## BEGIN

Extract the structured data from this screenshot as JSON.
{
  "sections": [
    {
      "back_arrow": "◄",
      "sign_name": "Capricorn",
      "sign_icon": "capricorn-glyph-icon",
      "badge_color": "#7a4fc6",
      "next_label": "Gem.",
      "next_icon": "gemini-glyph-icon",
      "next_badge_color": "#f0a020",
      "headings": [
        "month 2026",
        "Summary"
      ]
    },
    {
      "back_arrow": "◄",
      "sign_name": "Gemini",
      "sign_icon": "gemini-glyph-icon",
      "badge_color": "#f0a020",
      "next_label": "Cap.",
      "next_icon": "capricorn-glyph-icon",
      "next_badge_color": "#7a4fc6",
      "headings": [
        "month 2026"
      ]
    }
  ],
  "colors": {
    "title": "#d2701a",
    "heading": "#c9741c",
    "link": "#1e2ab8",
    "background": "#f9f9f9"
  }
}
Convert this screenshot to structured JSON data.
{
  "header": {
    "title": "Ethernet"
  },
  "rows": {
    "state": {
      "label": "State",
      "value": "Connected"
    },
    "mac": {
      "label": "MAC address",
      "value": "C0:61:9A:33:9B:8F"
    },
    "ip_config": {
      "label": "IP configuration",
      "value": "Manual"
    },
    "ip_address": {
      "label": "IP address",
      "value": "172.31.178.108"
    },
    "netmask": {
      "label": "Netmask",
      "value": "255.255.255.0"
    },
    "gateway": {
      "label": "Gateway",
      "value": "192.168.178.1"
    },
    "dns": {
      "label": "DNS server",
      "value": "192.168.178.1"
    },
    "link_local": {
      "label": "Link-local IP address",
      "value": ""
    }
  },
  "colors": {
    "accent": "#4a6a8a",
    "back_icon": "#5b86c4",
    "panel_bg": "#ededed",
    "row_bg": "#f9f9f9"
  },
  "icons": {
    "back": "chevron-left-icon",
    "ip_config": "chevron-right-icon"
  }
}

## END

### [REQUEST]
Select all lines with the word "data" from the entries above.

### [RESULT]
Extract the structured data from this screenshot as JSON.
Convert this screenshot to structured JSON data.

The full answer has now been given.